→ **Given instruction**
Check each line of the records below for the word "included" and copy those where it appears.
#### Data for processing ####
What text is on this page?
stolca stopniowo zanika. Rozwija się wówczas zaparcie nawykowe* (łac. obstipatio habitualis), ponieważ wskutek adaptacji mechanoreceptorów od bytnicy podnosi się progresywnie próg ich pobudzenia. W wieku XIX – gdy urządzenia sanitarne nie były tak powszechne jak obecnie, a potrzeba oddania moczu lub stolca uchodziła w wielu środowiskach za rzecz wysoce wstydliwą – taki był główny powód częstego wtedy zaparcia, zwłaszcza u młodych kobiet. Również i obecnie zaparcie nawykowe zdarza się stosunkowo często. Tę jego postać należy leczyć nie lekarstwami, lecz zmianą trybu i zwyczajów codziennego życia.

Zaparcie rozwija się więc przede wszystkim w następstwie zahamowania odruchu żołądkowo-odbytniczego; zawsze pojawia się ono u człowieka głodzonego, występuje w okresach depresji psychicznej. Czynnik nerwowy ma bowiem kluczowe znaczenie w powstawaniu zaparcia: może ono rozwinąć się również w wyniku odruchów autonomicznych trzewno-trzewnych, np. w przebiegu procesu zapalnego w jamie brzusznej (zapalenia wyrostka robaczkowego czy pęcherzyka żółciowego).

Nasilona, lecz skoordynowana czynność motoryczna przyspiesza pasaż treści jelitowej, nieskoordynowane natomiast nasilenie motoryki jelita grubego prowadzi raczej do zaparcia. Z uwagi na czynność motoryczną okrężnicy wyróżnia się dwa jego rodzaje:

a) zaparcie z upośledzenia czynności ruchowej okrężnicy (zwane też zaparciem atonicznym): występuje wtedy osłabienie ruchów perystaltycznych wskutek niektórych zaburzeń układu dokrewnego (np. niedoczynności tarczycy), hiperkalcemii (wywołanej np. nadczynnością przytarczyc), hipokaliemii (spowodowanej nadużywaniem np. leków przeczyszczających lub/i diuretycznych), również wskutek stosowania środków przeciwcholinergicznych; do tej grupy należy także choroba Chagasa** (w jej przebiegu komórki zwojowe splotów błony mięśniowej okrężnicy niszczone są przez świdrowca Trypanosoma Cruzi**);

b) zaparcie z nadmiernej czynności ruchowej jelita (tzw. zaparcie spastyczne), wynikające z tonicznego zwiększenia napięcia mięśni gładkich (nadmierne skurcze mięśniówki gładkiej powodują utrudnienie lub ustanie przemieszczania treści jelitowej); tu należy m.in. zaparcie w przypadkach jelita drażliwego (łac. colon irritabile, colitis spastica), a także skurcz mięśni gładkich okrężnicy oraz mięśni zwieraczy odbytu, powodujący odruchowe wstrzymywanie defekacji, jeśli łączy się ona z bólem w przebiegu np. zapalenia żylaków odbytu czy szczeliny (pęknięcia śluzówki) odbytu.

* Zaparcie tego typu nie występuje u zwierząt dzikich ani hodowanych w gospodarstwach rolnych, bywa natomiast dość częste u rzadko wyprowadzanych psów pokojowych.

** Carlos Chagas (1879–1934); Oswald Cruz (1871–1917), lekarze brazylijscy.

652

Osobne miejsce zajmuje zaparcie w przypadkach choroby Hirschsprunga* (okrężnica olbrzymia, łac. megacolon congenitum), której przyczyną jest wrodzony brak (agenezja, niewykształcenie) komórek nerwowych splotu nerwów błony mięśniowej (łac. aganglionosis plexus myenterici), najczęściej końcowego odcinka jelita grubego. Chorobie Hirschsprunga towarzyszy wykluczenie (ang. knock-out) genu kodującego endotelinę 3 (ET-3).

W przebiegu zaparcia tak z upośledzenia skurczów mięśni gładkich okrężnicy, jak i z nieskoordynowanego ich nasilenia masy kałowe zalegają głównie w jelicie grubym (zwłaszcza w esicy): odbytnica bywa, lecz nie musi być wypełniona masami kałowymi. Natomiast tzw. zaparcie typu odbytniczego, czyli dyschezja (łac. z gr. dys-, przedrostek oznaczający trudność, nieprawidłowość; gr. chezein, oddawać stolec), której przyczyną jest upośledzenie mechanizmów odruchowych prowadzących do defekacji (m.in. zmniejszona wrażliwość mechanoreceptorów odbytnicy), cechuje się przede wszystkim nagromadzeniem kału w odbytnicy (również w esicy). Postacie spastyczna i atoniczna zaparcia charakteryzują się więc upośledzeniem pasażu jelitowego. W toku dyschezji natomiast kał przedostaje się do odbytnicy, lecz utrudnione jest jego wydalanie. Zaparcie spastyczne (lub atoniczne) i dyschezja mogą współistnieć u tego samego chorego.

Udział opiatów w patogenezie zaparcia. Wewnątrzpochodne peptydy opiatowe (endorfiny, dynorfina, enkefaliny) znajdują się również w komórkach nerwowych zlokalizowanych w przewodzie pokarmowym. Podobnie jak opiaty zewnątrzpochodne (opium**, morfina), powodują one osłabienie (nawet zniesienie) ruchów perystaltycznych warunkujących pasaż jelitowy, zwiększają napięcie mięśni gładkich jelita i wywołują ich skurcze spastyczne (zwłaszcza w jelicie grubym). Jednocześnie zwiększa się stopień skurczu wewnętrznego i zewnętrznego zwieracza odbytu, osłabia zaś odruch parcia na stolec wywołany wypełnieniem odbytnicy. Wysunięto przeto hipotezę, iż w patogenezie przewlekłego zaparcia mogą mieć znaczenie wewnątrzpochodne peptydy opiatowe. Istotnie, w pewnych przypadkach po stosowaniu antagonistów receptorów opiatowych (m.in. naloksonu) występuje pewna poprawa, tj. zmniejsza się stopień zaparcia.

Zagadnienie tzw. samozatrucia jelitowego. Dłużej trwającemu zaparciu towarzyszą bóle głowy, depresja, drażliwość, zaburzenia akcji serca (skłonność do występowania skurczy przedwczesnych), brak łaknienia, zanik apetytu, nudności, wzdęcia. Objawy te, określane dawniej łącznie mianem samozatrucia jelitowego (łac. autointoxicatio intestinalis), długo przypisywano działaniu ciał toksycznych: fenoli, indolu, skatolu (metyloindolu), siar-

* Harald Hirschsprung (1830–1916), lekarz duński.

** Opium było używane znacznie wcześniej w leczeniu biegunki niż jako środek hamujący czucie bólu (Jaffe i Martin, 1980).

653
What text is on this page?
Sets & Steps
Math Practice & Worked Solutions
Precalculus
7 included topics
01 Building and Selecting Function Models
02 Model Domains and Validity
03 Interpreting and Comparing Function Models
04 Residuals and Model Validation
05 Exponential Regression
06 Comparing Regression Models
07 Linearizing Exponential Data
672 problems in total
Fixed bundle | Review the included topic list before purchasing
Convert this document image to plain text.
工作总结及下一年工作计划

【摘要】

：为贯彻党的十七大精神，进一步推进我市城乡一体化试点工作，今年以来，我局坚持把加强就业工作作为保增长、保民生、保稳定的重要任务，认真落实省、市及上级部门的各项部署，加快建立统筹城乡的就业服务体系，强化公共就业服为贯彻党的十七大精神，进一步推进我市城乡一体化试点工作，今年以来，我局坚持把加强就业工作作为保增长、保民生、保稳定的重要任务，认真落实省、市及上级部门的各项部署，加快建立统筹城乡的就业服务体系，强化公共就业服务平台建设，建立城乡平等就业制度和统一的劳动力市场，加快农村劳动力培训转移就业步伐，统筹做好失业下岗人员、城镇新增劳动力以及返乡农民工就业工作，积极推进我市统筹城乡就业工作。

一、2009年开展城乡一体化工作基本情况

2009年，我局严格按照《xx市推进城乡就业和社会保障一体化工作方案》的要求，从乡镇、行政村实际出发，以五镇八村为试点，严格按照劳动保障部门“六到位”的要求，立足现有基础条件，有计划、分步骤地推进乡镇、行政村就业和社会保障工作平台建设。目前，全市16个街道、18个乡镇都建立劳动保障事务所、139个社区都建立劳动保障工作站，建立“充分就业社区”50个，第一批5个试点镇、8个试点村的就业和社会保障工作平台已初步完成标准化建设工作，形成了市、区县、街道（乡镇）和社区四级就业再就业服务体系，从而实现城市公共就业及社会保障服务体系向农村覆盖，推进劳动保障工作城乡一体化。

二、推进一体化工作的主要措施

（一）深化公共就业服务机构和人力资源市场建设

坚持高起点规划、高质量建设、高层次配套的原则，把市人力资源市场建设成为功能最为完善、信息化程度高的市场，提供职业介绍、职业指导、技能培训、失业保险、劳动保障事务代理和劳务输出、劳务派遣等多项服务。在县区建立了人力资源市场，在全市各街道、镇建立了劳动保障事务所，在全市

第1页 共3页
####
→ **Answer to this task**
7 included topics
Fixed bundle | Review the included topic list before purchasing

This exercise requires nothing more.